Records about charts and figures
------------

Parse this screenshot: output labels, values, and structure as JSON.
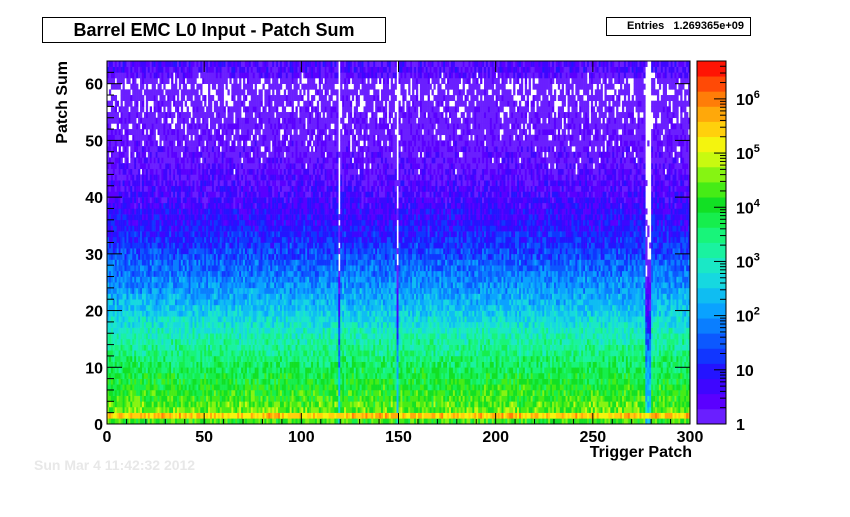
{
  "chart_data": {
    "type": "heatmap",
    "title": "Barrel EMC L0 Input - Patch Sum",
    "stats": {
      "label": "Entries",
      "value": "1.269365e+09"
    },
    "xlabel": "Trigger Patch",
    "ylabel": "Patch Sum",
    "xlim": [
      0,
      300
    ],
    "ylim": [
      0,
      64
    ],
    "x_ticks": [
      "0",
      "50",
      "100",
      "150",
      "200",
      "250",
      "300"
    ],
    "y_ticks": [
      "0",
      "10",
      "20",
      "30",
      "40",
      "50",
      "60"
    ],
    "z_scale": "log",
    "z_range": [
      1,
      5000000
    ],
    "z_ticks": [
      {
        "value": 1,
        "label": "1"
      },
      {
        "value": 10,
        "label": "10"
      },
      {
        "value": 100,
        "label": "10^2"
      },
      {
        "value": 1000,
        "label": "10^3"
      },
      {
        "value": 10000,
        "label": "10^4"
      },
      {
        "value": 100000,
        "label": "10^5"
      },
      {
        "value": 1000000,
        "label": "10^6"
      }
    ],
    "bins": {
      "x_count": 300,
      "y_count": 64
    },
    "profile": {
      "patch_sum": [
        0,
        1,
        2,
        5,
        10,
        15,
        20,
        25,
        30,
        35,
        40,
        45,
        50,
        55,
        60,
        62
      ],
      "typical_count": [
        100,
        3000000,
        30000,
        15000,
        5000,
        1500,
        300,
        80,
        25,
        8,
        4,
        2,
        1.3,
        1,
        0.6,
        3
      ]
    },
    "low_count_patches": [
      119,
      149,
      277,
      278,
      279
    ],
    "palette": [
      "#6a1fff",
      "#5a00ff",
      "#3e06ff",
      "#2414ff",
      "#1136ff",
      "#0c58ff",
      "#0a7eff",
      "#0aa2ff",
      "#0fbdf2",
      "#16d8e0",
      "#1ae8c6",
      "#1af2a0",
      "#18f47a",
      "#16ee4d",
      "#12e024",
      "#46ec16",
      "#86f412",
      "#c8fa10",
      "#f4f40e",
      "#ffd00c",
      "#ffa80a",
      "#ff7d08",
      "#ff4a06",
      "#ff1404"
    ]
  },
  "footer": {
    "date_text": "Sun Mar 4 11:42:32 2012"
  }
}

------------

Output the material word for word, omitting its pictures.

:: PROBLEM SOLUTION ::
Parse this screenshot: output labels, values, and structure as JSON.
{
  "chart_data": {
    "type": "heatmap",
    "title": "Barrel EMC L0 Input - Patch Sum",
    "stats": {
      "label": "Entries",
      "value": "1.269365e+09"
    },
    "xlabel": "Trigger Patch",
    "ylabel": "Patch Sum",
    "xlim": [
      0,
      300
    ],
    "ylim": [
      0,
      64
    ],
    "x_ticks": [
      "0",
      "50",
      "100",
      "150",
      "200",
      "250",
      "300"
    ],
    "y_ticks": [
      "0",
      "10",
      "20",
      "30",
      "40",
      "50",
      "60"
    ],
    "z_scale": "log",
    "z_range": [
      1,
      5000000
    ],
    "z_ticks": [
      {
        "value": 1,
        "label": "1"
      },
      {
        "value": 10,
        "label": "10"
      },
      {
        "value": 100,
        "label": "10^2"
      },
      {
        "value": 1000,
        "label": "10^3"
      },
      {
        "value": 10000,
        "label": "10^4"
      },
      {
        "value": 100000,
        "label": "10^5"
      },
      {
        "value": 1000000,
        "label": "10^6"
      }
    ],
    "bins": {
      "x_count": 300,
      "y_count": 64
    },
    "profile": {
      "patch_sum": [
        0,
        1,
        2,
        5,
        10,
        15,
        20,
        25,
        30,
        35,
        40,
        45,
        50,
        55,
        60,
        62
      ],
      "typical_count": [
        100,
        3000000,
        30000,
        15000,
        5000,
        1500,
        300,
        80,
        25,
        8,
        4,
        2,
        1.3,
        1,
        0.6,
        3
      ]
    },
    "low_count_patches": [
      119,
      149,
      277,
      278,
      279
    ],
    "palette": [
      "#6a1fff",
      "#5a00ff",
      "#3e06ff",
      "#2414ff",
      "#1136ff",
      "#0c58ff",
      "#0a7eff",
      "#0aa2ff",
      "#0fbdf2",
      "#16d8e0",
      "#1ae8c6",
      "#1af2a0",
      "#18f47a",
      "#16ee4d",
      "#12e024",
      "#46ec16",
      "#86f412",
      "#c8fa10",
      "#f4f40e",
      "#ffd00c",
      "#ffa80a",
      "#ff7d08",
      "#ff4a06",
      "#ff1404"
    ]
  },
  "footer": {
    "date_text": "Sun Mar 4 11:42:32 2012"
  }
}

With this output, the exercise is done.